[Records in a dataset]
========================================

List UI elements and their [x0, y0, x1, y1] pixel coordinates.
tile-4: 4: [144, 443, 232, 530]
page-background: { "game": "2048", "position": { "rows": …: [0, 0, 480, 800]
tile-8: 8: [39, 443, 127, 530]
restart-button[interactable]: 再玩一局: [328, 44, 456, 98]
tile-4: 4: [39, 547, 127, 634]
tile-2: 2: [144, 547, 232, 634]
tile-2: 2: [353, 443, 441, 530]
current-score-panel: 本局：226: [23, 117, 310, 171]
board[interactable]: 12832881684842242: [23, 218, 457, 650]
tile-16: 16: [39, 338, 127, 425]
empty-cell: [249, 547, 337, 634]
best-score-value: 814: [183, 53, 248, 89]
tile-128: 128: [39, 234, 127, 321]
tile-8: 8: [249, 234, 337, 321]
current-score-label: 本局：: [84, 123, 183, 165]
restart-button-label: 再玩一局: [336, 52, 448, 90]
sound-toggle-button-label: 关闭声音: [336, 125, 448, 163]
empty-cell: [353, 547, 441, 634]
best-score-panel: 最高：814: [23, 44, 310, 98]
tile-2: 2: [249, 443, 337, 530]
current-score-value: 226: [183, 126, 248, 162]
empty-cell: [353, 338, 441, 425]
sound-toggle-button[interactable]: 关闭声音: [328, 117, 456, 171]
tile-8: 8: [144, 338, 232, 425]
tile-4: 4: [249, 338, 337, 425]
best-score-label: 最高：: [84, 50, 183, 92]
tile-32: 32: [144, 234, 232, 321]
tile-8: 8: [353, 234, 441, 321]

========================================

## TASK
Retype each line of the items above with every character unchanged.

## WORKED SOLUTION
List UI elements and their [x0, y0, x1, y1] pixel coordinates.
tile-4: 4: [144, 443, 232, 530]
page-background: { "game": "2048", "position": { "rows": …: [0, 0, 480, 800]
tile-8: 8: [39, 443, 127, 530]
restart-button[interactable]: 再玩一局: [328, 44, 456, 98]
tile-4: 4: [39, 547, 127, 634]
tile-2: 2: [144, 547, 232, 634]
tile-2: 2: [353, 443, 441, 530]
current-score-panel: 本局：226: [23, 117, 310, 171]
board[interactable]: 12832881684842242: [23, 218, 457, 650]
tile-16: 16: [39, 338, 127, 425]
empty-cell: [249, 547, 337, 634]
best-score-value: 814: [183, 53, 248, 89]
tile-128: 128: [39, 234, 127, 321]
tile-8: 8: [249, 234, 337, 321]
current-score-label: 本局：: [84, 123, 183, 165]
restart-button-label: 再玩一局: [336, 52, 448, 90]
sound-toggle-button-label: 关闭声音: [336, 125, 448, 163]
empty-cell: [353, 547, 441, 634]
best-score-panel: 最高：814: [23, 44, 310, 98]
tile-2: 2: [249, 443, 337, 530]
current-score-value: 226: [183, 126, 248, 162]
empty-cell: [353, 338, 441, 425]
sound-toggle-button[interactable]: 关闭声音: [328, 117, 456, 171]
tile-8: 8: [144, 338, 232, 425]
tile-4: 4: [249, 338, 337, 425]
best-score-label: 最高：: [84, 50, 183, 92]
tile-32: 32: [144, 234, 232, 321]
tile-8: 8: [353, 234, 441, 321]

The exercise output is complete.